■ WHAT NEEDS TO BE DONE
In the listing below, how many lines contain the word "secours"? Please respond with the number only.

■ RECORDS SHOWN
[start]
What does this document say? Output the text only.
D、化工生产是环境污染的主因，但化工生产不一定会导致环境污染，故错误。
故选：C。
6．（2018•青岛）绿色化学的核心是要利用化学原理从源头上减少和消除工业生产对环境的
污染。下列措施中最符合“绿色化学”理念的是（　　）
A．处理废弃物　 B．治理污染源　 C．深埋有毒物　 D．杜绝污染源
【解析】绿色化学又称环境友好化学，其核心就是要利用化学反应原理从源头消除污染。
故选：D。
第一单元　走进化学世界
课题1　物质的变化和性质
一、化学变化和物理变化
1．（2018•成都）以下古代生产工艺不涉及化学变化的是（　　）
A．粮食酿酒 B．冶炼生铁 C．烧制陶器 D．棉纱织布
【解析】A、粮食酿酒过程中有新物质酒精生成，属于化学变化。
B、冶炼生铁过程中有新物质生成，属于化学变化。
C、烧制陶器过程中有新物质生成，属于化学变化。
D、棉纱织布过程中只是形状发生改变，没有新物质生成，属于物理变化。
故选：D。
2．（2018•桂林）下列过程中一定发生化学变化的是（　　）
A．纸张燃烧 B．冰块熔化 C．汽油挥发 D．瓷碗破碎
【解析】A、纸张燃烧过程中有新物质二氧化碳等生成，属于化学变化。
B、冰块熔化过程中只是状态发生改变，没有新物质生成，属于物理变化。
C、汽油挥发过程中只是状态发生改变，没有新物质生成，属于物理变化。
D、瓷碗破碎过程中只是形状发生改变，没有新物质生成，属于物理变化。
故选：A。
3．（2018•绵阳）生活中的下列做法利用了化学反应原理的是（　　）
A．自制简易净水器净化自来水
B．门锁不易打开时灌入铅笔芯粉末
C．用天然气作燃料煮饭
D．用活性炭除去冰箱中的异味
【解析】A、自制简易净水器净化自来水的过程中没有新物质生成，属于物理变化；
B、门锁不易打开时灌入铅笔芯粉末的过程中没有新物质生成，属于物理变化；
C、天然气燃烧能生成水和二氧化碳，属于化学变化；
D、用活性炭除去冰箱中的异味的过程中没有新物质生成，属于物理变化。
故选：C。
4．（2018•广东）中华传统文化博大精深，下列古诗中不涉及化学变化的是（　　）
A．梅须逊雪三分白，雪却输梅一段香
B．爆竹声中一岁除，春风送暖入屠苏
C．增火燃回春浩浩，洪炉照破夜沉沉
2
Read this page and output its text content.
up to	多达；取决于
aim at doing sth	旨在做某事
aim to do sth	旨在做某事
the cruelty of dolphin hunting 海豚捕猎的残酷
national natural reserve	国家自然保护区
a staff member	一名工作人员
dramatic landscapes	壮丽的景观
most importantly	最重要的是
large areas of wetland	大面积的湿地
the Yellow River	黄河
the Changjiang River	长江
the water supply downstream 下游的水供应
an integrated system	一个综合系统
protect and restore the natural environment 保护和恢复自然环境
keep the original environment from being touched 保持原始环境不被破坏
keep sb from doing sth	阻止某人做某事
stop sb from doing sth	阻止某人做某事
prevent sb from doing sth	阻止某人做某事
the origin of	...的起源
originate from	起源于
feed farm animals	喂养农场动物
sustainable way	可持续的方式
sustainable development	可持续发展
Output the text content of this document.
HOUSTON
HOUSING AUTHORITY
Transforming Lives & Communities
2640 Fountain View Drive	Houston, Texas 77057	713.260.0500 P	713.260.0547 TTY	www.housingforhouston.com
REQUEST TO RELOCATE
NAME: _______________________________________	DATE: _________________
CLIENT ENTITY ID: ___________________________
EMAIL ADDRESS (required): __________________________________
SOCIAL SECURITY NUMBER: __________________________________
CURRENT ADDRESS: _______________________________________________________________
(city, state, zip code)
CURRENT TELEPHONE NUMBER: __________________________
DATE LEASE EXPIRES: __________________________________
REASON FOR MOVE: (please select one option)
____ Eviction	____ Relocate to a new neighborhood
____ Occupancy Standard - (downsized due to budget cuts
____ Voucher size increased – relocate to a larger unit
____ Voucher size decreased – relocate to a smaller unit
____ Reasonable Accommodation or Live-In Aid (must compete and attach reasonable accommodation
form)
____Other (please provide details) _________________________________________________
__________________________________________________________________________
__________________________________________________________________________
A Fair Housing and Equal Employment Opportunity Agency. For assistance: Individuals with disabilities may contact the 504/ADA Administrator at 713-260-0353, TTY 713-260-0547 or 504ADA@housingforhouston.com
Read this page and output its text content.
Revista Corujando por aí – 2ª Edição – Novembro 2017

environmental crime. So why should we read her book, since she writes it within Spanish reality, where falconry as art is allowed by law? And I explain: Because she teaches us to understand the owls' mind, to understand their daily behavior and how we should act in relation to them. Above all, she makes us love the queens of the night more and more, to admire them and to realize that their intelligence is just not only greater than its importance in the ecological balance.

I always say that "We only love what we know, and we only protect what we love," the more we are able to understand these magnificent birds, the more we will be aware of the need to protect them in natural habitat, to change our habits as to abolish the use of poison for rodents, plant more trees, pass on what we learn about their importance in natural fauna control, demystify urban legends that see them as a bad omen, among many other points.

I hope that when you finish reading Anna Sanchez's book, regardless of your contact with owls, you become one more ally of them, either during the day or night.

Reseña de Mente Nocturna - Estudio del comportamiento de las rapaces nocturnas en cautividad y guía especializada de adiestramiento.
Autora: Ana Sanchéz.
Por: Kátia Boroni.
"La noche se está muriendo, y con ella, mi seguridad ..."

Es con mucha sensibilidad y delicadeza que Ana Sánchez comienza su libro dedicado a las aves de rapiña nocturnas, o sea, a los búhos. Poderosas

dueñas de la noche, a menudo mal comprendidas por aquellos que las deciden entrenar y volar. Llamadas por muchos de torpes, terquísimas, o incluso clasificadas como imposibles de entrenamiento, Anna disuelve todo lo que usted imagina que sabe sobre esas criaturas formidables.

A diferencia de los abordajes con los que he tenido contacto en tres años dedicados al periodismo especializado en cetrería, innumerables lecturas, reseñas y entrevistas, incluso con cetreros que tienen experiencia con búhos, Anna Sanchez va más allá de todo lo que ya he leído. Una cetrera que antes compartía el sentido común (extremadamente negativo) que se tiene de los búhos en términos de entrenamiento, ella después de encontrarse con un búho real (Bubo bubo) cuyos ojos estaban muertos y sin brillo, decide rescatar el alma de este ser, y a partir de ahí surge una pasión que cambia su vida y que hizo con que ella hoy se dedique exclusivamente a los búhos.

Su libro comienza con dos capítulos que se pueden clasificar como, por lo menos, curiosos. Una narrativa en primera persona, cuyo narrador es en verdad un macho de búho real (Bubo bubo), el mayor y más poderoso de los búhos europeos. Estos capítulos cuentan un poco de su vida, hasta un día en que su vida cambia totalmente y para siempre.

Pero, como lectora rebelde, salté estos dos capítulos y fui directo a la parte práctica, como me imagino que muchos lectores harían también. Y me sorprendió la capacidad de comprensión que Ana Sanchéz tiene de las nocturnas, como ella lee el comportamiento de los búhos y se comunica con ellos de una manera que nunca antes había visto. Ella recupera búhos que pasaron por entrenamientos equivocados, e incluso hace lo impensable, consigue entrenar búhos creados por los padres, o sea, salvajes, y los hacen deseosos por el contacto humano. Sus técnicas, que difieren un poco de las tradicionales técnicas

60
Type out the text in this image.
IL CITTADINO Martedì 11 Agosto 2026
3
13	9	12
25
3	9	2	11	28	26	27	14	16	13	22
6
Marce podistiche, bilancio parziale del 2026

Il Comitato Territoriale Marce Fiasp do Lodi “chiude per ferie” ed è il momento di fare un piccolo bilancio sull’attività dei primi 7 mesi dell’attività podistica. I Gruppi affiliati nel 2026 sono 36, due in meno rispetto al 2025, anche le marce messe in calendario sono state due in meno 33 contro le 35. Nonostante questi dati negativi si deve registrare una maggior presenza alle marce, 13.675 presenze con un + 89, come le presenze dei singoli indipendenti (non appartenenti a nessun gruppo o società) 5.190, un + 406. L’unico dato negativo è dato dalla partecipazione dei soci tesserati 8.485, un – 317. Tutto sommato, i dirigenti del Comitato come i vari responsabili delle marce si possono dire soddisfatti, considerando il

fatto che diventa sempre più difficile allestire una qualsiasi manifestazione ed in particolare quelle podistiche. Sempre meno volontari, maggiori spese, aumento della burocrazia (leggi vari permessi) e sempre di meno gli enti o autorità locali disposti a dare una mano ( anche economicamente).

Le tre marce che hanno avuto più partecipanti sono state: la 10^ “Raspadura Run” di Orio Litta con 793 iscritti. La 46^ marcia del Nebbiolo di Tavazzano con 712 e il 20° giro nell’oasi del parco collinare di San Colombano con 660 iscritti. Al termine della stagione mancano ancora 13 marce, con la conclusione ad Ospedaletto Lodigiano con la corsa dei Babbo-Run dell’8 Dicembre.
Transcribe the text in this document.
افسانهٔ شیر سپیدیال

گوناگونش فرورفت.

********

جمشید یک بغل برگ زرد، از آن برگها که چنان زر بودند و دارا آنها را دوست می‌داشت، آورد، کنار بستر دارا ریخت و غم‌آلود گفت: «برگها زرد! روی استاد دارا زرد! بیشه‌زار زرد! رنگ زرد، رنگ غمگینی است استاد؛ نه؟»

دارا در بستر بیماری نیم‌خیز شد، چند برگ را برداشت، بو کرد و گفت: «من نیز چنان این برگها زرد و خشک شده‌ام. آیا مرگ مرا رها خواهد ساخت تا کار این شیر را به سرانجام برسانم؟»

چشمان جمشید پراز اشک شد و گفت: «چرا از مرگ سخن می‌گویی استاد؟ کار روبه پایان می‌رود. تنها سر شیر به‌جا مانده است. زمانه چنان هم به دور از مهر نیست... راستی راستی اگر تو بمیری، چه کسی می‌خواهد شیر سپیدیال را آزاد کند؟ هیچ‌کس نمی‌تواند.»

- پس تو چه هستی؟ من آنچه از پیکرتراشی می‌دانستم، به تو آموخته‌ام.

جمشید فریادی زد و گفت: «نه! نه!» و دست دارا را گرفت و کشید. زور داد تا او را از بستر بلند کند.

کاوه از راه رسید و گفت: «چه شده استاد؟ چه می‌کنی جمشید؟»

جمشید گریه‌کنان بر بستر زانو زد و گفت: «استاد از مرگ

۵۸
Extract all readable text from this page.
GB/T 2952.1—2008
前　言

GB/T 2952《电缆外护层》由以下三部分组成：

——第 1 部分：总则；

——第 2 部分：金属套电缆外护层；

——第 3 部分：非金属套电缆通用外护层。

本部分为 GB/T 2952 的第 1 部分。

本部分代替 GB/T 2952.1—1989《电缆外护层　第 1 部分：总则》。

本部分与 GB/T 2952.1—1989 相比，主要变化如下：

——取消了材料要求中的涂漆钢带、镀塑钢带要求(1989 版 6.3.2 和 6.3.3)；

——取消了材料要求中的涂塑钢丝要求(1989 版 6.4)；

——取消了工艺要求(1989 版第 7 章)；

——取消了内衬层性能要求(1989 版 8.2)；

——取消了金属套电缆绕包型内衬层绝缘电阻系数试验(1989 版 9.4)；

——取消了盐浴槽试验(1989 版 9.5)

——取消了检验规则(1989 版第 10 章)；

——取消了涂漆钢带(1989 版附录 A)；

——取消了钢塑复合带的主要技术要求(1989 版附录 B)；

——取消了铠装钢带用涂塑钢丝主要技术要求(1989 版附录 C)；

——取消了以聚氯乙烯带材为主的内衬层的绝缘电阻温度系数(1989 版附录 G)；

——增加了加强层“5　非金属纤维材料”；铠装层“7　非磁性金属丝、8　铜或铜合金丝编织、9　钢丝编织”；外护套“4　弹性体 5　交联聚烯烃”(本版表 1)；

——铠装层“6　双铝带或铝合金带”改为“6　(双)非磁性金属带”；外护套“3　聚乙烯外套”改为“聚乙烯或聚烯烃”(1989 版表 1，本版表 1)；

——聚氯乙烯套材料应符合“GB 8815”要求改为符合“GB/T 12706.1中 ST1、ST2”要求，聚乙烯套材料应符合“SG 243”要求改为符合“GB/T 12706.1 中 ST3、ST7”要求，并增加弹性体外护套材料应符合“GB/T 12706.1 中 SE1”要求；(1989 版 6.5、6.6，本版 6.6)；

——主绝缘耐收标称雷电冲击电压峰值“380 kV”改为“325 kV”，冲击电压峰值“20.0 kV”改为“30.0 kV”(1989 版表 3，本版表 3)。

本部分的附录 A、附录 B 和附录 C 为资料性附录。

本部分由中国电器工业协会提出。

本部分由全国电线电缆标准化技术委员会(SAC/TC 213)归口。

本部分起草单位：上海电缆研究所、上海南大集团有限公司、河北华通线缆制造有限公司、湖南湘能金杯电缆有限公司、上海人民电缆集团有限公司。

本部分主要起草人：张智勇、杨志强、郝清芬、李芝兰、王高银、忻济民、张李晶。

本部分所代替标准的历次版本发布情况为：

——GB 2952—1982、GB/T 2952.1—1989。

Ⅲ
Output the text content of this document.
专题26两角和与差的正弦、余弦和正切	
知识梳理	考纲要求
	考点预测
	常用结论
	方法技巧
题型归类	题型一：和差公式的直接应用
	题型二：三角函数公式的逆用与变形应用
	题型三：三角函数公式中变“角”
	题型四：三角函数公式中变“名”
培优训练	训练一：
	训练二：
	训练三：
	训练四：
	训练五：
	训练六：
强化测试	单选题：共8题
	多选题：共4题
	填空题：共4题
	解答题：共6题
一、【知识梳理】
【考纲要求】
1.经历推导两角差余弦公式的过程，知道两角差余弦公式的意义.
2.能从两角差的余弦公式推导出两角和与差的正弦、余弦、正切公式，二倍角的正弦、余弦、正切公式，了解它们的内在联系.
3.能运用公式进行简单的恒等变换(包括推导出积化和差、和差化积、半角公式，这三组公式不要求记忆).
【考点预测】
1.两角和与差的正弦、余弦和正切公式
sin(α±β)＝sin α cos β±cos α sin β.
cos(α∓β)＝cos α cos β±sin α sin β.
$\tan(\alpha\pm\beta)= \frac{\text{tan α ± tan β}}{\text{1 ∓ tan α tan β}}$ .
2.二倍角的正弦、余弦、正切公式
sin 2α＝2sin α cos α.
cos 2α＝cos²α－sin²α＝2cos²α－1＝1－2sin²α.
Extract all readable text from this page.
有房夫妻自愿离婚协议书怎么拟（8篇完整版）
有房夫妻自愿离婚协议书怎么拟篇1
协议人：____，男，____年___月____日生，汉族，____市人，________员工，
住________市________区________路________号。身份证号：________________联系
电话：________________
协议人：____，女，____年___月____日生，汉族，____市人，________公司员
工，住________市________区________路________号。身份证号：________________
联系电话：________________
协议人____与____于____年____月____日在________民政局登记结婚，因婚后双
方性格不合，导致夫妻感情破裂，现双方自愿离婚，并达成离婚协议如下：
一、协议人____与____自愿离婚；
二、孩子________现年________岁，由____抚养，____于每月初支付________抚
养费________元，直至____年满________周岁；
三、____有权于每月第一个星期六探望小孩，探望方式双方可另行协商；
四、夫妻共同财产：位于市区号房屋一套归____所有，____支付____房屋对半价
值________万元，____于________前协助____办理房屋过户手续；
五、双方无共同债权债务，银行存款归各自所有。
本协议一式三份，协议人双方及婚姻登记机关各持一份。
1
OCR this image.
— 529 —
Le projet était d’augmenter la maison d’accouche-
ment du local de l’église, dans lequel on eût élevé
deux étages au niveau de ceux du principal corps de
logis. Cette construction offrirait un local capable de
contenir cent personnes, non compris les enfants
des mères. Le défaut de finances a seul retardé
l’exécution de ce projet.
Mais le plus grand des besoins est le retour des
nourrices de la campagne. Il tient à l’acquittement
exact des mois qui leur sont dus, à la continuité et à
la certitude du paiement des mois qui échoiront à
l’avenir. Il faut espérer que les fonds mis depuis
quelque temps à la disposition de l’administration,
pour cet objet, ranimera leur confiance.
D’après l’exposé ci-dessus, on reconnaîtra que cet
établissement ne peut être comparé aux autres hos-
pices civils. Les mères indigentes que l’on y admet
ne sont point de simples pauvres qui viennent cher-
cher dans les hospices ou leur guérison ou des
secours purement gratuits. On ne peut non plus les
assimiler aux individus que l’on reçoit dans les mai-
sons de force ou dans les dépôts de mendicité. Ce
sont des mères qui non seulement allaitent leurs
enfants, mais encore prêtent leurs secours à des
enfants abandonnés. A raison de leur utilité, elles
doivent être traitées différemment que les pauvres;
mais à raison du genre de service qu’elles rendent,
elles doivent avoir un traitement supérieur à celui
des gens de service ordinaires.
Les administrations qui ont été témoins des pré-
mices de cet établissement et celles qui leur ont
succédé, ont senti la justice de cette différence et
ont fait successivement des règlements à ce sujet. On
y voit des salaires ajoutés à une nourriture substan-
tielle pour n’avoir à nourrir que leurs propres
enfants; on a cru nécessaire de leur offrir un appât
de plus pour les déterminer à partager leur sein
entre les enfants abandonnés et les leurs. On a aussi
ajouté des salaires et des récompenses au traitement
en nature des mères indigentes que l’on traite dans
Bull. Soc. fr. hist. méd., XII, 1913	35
[end]
■ ANSWER TO THE PROBLEM
2